— Start DATA TO USE —

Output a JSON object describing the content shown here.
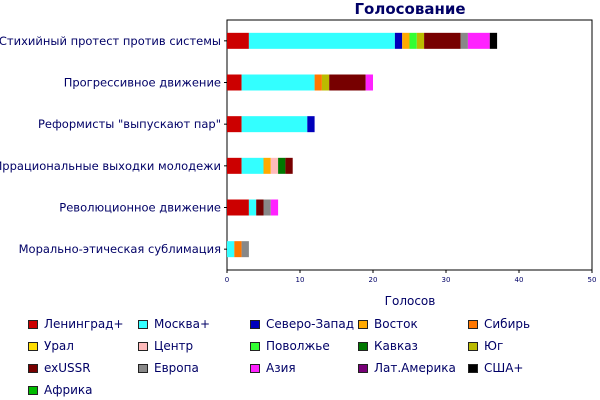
{
  "chart_data": {
    "type": "bar",
    "orientation": "horizontal",
    "stacked": true,
    "title": "Голосование",
    "xlabel": "Голосов",
    "ylabel": "",
    "xlim": [
      0,
      50
    ],
    "xticks": [
      0,
      10,
      20,
      30,
      40,
      50
    ],
    "grid": false,
    "legend_position": "bottom",
    "categories": [
      "Стихийный протест против системы",
      "Прогрессивное движение",
      "Реформисты \"выпускают пар\"",
      "Иррациональные выходки молодежи",
      "Революционное движение",
      "Морально-этическая сублимация"
    ],
    "series": [
      {
        "name": "Ленинград+",
        "color": "#cc0000",
        "values": [
          3,
          2,
          2,
          2,
          3,
          0
        ]
      },
      {
        "name": "Москва+",
        "color": "#33ffff",
        "values": [
          20,
          10,
          9,
          3,
          1,
          1
        ]
      },
      {
        "name": "Северо-Запад",
        "color": "#0000bb",
        "values": [
          1,
          0,
          1,
          0,
          0,
          0
        ]
      },
      {
        "name": "Восток",
        "color": "#ffaa00",
        "values": [
          1,
          0,
          0,
          1,
          0,
          0
        ]
      },
      {
        "name": "Сибирь",
        "color": "#ff7700",
        "values": [
          0,
          1,
          0,
          0,
          0,
          1
        ]
      },
      {
        "name": "Урал",
        "color": "#ffdd00",
        "values": [
          0,
          0,
          0,
          0,
          0,
          0
        ]
      },
      {
        "name": "Центр",
        "color": "#ffbbbb",
        "values": [
          0,
          0,
          0,
          1,
          0,
          0
        ]
      },
      {
        "name": "Поволжье",
        "color": "#33ff33",
        "values": [
          1,
          0,
          0,
          0,
          0,
          0
        ]
      },
      {
        "name": "Кавказ",
        "color": "#007700",
        "values": [
          0,
          0,
          0,
          1,
          0,
          0
        ]
      },
      {
        "name": "Юг",
        "color": "#bbbb00",
        "values": [
          1,
          1,
          0,
          0,
          0,
          0
        ]
      },
      {
        "name": "exUSSR",
        "color": "#770000",
        "values": [
          5,
          5,
          0,
          1,
          1,
          0
        ]
      },
      {
        "name": "Европа",
        "color": "#888888",
        "values": [
          1,
          0,
          0,
          0,
          1,
          1
        ]
      },
      {
        "name": "Азия",
        "color": "#ff22ff",
        "values": [
          3,
          1,
          0,
          0,
          1,
          0
        ]
      },
      {
        "name": "Лат.Америка",
        "color": "#770077",
        "values": [
          0,
          0,
          0,
          0,
          0,
          0
        ]
      },
      {
        "name": "США+",
        "color": "#000000",
        "values": [
          1,
          0,
          0,
          0,
          0,
          0
        ]
      },
      {
        "name": "Африка",
        "color": "#00bb00",
        "values": [
          0,
          0,
          0,
          0,
          0,
          0
        ]
      }
    ]
  }
}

— End DATA TO USE —

• EXERCISE OBJECTIVE
Go through the records and gather the lines that hold "движение".

• WRITTEN ANSWER
      "Прогрессивное движение",
      "Революционное движение",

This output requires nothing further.